-- Begin RECORDS FOR THE EXERCISE --

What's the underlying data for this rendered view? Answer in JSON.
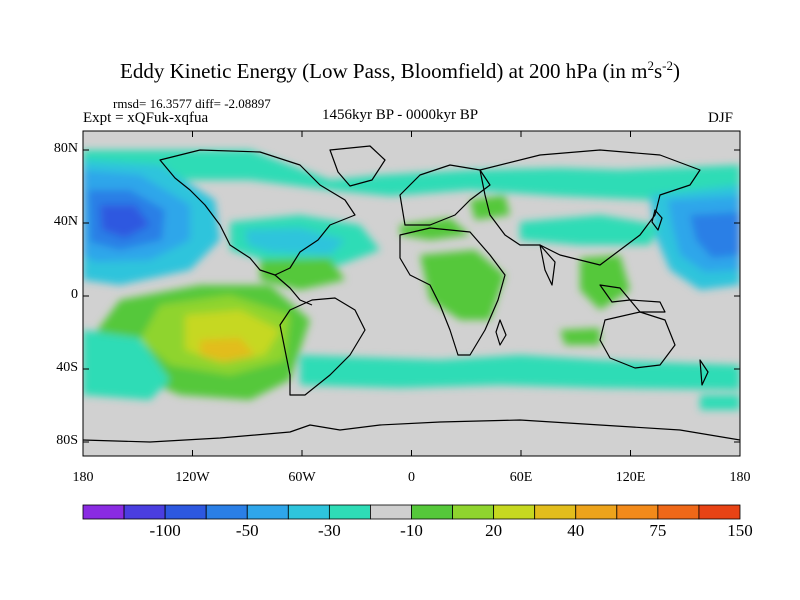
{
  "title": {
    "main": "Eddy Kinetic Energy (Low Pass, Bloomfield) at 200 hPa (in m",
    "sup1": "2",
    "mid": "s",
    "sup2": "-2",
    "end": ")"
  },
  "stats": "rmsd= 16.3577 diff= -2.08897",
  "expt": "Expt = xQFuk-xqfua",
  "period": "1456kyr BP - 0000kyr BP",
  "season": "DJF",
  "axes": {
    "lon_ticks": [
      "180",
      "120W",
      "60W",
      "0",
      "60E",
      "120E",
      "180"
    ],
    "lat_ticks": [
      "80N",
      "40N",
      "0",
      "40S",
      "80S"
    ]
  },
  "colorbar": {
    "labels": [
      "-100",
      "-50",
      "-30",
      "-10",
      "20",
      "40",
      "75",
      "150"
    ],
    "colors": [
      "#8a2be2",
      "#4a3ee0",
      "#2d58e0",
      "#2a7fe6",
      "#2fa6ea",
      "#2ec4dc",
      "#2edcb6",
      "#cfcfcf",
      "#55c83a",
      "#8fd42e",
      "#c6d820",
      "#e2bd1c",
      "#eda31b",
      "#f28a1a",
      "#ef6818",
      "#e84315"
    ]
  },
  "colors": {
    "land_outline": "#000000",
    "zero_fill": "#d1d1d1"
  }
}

-- End RECORDS FOR THE EXERCISE --

■ GOAL
Every record gets retyped exactly; no picture goes into the copy.

■ SOLUTION FOR THIS PROBLEM
What's the underlying data for this rendered view? Answer in JSON.
{
  "title": {
    "main": "Eddy Kinetic Energy (Low Pass, Bloomfield) at 200 hPa (in m",
    "sup1": "2",
    "mid": "s",
    "sup2": "-2",
    "end": ")"
  },
  "stats": "rmsd= 16.3577 diff= -2.08897",
  "expt": "Expt = xQFuk-xqfua",
  "period": "1456kyr BP - 0000kyr BP",
  "season": "DJF",
  "axes": {
    "lon_ticks": [
      "180",
      "120W",
      "60W",
      "0",
      "60E",
      "120E",
      "180"
    ],
    "lat_ticks": [
      "80N",
      "40N",
      "0",
      "40S",
      "80S"
    ]
  },
  "colorbar": {
    "labels": [
      "-100",
      "-50",
      "-30",
      "-10",
      "20",
      "40",
      "75",
      "150"
    ],
    "colors": [
      "#8a2be2",
      "#4a3ee0",
      "#2d58e0",
      "#2a7fe6",
      "#2fa6ea",
      "#2ec4dc",
      "#2edcb6",
      "#cfcfcf",
      "#55c83a",
      "#8fd42e",
      "#c6d820",
      "#e2bd1c",
      "#eda31b",
      "#f28a1a",
      "#ef6818",
      "#e84315"
    ]
  },
  "colors": {
    "land_outline": "#000000",
    "zero_fill": "#d1d1d1"
  }
}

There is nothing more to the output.